#### ESTRATTO SCELTO ####
Lo aveva capito profeticamente David Maria Turoldo, proponendo nella Notte del Signore il dolore del cosmo intero di fronte all’eclisse dello spirito e anche della speranza, perché “perfino gli olivi piangevano/ quella notte, e le pietre/ erano più pallide e immobili,/ l’aria tremava tra ramo e ramo/ quella Notte”. La disperazione nello stesso Redentore che chiede l’allontanamento del calice del sacrificio, Turoldo la vedeva in una povera senza gambe che dormiva d’inverno ricoperta di fogli di giornale tra l’indifferenza della metropoli gaudente, nei reticolati dei campi di concentramento, nelle domande di senso di chi perde tutto senza un apparente perché. È quel sostare al di qua della Resurrezione, a quel prima inspiegabile e non dicibile che fa della poesia di Turoldo qualcosa di palpabile, reale, lontano da qualsiasi formalismo.
Come la poesia del Clemente Rebora dopo la conversione e la scelta di entrare tra i Rosminiani, una scelta radicale, per dimenticare e farsi dimenticare, e lasciarsi alle spalle una produzione poetica che pure lo aveva visto -e lo vede tuttora- tra i più grandi lirici italiani del Novecento. La poesia del dopo sarà quella del ritorno a versi volutamente facili, scarni, mirati alla devozione e alla comprensione di tutti, come quando si rivolge alla Croce che “irraggia luce dal Calvario,/ di nuovo posta da Rosmini al sommo:/ dice in salvezza del mondo precario/ che un solo Amore è vero e necessario”. La tentazione di pensare alla umile, didascalica, “primitiva” Natività mistica di un Botticelli un tempo raffinatissimo, giunto alla fine della sua carriera, è davvero forte.
Ma già nel secolo precedente, l’umano troppo umano, come aveva suggerito Nietzsche, della Passione aveva fatto breccia nei cuori dei non credenti come Pascoli. Il suo Gesù sa di dover morire, e quando le voci del popolo gridano che Barabba, il padre di quel bimbo che sta abbracciando, morirà presto in croce, allora ”Il Profeta, alzando gli occhi,/ -No- mormorò con l’ombra nella voce”. Quella “ombra nella voce” dice tutto, nella sintesi della grande poesia: ci dice la consapevolezza di chi sa di dover andare fino in fondo in un cammino che porterà dalla gioia della condivisione del poco all’atrocità del supplizio e alla disperazione.
####
**CONSEGNA 1**
Riduci a un breve elenco puntato il paragrafo dell'estratto sulla poesia della Passione che comincia con "Come la poesia del Clemente Rebora", mantenendone i fatti principali.
**CONSEGNA 2**
Trascrivi dall'estratto sulla poesia della Passione il passo che va da "Lo aveva capito" a "da qualsiasi formalismo.", cambiando "metropoli" in "città".
**CONSEGNA 3**
Per favore, prosegui l'estratto sulla poesia della Passione dal punto in cui si interrompe.
I record sono materiale distinto dall'estratto sulla poesia della Passione.
#### MATERIALE FORNITO ####
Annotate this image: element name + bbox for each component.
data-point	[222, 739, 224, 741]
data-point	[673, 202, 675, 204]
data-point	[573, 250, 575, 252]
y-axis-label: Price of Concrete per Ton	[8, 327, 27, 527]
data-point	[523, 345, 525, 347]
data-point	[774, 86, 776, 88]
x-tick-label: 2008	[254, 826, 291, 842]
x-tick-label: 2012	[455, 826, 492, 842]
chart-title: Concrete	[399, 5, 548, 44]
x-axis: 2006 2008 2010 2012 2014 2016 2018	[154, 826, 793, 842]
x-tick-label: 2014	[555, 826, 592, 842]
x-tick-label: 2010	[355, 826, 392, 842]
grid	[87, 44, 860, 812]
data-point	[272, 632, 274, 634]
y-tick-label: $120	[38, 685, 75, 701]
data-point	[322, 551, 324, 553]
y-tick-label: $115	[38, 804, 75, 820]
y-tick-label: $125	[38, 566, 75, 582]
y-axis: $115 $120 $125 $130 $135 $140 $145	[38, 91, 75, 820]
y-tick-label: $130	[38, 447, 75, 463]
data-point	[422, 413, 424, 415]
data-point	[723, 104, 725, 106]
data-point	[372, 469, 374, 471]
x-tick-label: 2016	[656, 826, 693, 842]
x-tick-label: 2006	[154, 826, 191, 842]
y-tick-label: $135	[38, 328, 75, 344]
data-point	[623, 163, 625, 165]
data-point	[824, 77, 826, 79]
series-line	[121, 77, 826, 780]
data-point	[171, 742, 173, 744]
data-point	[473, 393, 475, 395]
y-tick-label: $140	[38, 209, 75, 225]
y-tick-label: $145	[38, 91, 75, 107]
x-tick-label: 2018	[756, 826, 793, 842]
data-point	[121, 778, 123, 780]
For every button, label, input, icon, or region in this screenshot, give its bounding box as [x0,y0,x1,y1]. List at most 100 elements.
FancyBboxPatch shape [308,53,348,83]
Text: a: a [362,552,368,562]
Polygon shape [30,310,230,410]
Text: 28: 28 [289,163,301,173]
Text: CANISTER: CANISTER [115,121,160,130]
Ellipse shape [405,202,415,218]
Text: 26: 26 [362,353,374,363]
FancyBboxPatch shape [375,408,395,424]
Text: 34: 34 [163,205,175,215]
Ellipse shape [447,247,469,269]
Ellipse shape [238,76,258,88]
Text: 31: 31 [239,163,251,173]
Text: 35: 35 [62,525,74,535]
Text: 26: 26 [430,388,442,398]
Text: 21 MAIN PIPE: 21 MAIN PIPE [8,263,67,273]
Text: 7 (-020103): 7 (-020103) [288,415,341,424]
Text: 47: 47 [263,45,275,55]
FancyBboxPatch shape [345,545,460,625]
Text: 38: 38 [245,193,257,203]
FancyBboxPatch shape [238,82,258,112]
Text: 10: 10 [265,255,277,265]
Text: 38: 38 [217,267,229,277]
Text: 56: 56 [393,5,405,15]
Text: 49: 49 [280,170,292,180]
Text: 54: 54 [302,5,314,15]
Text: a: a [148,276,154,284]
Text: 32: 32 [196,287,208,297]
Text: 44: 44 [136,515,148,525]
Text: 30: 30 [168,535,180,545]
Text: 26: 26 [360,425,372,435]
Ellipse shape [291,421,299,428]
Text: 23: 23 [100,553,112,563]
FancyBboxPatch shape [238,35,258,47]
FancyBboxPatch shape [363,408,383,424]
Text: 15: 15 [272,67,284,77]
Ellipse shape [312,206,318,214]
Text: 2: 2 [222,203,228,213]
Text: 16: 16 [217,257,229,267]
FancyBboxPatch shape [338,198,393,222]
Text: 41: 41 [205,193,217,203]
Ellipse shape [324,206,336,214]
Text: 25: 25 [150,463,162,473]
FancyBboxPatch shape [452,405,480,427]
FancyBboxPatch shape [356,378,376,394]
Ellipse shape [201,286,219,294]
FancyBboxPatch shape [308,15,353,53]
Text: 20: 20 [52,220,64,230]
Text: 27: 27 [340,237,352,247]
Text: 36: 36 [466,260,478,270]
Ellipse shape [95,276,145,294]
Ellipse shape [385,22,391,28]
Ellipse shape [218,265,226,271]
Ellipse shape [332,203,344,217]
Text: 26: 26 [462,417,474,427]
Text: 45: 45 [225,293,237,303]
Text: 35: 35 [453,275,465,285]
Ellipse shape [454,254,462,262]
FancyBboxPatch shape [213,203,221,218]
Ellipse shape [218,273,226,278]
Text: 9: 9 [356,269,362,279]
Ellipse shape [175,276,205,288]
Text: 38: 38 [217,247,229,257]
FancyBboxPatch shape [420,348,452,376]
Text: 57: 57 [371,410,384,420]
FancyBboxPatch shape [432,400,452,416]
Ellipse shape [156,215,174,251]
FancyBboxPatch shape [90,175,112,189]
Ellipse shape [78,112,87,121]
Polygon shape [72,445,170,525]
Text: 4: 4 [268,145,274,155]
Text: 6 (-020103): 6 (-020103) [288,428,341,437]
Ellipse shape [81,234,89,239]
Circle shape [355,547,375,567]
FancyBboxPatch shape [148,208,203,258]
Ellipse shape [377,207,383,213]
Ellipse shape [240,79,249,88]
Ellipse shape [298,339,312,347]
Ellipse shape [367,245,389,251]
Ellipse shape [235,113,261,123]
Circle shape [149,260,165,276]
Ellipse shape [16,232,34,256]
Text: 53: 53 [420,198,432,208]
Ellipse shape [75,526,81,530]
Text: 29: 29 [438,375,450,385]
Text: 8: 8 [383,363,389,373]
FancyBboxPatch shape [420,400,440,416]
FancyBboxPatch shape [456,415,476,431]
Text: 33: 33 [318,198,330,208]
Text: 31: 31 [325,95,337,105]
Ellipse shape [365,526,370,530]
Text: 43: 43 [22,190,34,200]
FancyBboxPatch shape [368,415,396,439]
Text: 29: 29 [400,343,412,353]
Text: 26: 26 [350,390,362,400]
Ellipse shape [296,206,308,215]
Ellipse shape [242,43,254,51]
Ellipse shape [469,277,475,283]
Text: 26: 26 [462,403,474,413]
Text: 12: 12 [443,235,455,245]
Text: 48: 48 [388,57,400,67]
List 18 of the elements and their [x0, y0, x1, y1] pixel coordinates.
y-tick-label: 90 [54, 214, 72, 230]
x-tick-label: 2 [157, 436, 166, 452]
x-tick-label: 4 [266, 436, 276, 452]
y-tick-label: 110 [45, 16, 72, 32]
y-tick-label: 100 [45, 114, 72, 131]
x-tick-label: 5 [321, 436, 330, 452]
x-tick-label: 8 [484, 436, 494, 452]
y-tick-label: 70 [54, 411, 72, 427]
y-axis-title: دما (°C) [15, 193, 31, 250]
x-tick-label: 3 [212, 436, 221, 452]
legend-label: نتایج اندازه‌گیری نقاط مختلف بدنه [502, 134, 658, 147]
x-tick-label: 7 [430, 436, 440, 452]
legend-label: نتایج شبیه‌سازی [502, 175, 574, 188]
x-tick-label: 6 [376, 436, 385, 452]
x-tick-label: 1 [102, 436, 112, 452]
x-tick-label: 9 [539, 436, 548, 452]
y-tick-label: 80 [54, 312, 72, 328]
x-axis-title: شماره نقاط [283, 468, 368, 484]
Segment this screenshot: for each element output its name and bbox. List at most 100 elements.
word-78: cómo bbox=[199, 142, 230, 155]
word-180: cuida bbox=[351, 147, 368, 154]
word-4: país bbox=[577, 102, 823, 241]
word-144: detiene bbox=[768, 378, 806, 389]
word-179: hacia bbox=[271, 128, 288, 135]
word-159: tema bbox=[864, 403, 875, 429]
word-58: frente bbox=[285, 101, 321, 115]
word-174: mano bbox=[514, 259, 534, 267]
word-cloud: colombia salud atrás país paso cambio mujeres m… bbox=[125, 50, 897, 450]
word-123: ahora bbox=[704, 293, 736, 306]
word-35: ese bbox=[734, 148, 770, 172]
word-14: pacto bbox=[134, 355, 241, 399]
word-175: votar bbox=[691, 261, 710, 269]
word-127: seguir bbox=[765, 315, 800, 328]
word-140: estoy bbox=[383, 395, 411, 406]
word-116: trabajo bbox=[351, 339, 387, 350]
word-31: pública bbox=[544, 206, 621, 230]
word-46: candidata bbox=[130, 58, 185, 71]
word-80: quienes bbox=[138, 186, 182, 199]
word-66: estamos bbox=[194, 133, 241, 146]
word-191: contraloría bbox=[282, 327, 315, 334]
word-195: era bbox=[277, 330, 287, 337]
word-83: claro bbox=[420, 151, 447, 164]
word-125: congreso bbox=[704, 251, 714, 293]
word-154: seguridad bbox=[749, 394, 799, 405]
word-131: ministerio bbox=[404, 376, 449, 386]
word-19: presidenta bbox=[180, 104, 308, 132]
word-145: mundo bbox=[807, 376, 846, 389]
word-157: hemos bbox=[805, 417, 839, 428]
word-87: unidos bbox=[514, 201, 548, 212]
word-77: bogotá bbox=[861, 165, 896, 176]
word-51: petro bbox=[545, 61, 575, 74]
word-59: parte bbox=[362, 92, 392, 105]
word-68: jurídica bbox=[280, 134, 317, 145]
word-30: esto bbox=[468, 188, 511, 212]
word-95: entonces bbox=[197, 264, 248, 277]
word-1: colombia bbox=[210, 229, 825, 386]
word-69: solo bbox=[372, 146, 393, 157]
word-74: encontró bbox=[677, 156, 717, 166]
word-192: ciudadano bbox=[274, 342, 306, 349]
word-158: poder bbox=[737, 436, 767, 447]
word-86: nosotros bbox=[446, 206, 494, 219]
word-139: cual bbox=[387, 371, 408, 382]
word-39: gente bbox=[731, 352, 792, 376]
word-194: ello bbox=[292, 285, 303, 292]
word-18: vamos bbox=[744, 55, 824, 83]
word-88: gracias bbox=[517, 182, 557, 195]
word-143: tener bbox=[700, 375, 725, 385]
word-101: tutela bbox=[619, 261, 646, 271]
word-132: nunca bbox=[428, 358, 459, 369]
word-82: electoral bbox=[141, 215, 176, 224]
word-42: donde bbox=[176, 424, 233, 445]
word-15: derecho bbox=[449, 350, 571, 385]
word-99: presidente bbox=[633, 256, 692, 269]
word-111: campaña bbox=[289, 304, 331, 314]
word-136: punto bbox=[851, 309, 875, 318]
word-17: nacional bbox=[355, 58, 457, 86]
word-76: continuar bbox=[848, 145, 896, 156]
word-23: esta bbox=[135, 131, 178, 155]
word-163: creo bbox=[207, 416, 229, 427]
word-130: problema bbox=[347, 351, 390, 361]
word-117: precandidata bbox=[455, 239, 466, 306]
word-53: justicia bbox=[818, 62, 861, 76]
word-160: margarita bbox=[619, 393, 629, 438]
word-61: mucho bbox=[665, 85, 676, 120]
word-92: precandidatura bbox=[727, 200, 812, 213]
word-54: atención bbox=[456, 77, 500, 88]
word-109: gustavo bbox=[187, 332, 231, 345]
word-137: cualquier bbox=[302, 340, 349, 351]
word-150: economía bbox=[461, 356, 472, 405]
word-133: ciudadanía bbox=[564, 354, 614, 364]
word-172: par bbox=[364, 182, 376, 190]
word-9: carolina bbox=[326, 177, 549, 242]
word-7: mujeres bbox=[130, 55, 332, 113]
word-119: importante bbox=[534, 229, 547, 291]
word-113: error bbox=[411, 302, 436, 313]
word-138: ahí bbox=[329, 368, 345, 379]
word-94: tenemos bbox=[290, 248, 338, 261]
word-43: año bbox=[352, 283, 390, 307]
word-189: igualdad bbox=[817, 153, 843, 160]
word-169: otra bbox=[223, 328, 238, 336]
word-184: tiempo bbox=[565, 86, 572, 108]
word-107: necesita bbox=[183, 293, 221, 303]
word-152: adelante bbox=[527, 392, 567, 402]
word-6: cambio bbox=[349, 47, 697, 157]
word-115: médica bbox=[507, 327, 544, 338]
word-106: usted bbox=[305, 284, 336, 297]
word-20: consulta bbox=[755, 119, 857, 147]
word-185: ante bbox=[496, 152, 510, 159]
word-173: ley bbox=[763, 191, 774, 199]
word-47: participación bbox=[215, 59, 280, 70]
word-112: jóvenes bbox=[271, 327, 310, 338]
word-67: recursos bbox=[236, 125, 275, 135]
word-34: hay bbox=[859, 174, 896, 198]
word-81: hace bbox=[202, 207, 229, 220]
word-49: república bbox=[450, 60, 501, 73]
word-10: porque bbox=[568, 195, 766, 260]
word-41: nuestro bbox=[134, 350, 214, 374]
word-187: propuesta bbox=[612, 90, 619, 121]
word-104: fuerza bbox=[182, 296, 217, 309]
####
**RISPOSTA 1**
- Dopo la conversione, Clemente Rebora entra tra i Rosminiani con una scelta radicale: dimenticare e farsi dimenticare.
- Si lascia alle spalle una produzione poetica che lo colloca tuttora tra i maggiori lirici italiani del Novecento.
- La poesia successiva torna a versi volutamente facili e scarni, rivolti alla devozione e alla comprensione di tutti, come quelli dedicati alla Croce.
- È forte la tentazione di accostarla alla umile, didascalica, "primitiva" Natività mistica di un Botticelli giunto a fine carriera, un tempo raffinatissimo.

**RISPOSTA 2**
Lo aveva capito profeticamente David Maria Turoldo, proponendo nella Notte del Signore il dolore del cosmo intero di fronte all’eclisse dello spirito e anche della speranza, perché “perfino gli olivi piangevano/ quella notte, e le pietre/ erano più pallide e immobili,/ l’aria tremava tra ramo e ramo/ quella Notte”. La disperazione nello stesso Redentore che chiede l’allontanamento del calice del sacrificio, Turoldo la vedeva in una povera senza gambe che dormiva d’inverno ricoperta di fogli di giornale tra l’indifferenza della città gaudente, nei reticolati dei campi di concentramento, nelle domande di senso di chi perde tutto senza un apparente perché. È quel sostare al di qua della Resurrezione, a quel prima inspiegabile e non dicibile che fa della poesia di Turoldo qualcosa di palpabile, reale, lontano da qualsiasi formalismo.

**RISPOSTA 3**
In Emily Dickinson la partecipazione al dolore del Figlio dell’uomo arriva ad esiti mai osati fino ad allora: “Morii per la Bellezza -ma ero appena/ sistemata nella Tomba/ quando Uno che morì per la Verità, fu adagiato/ in una Stanza adiacente”. La comunione con Cristo è talmente abissale che, in una sorta di sposalizio rovesciato, la sposa condivide il letto funebre dello Sposo.
E d’altronde, tre secoli prima, un uomo che aveva scelto di portare fin dal nome il riferimento alla Passione, Giovanni della Croce, aveva cantato il sacrificio radicale di condivisione per il ritorno alla vita di un mondo che aveva perso la Grazia: “Perché tua madre, la natura umana, fu violata dai tuoi progenitori sotto l’albero, e tu, sotto l’albero della Croce, fosti risanata; così, se tua madre sotto l’albero ti ha dato la morte, io sotto l’albero della Croce ti dono la vita”, afferma lo Sposo nel Cantico Spirituale.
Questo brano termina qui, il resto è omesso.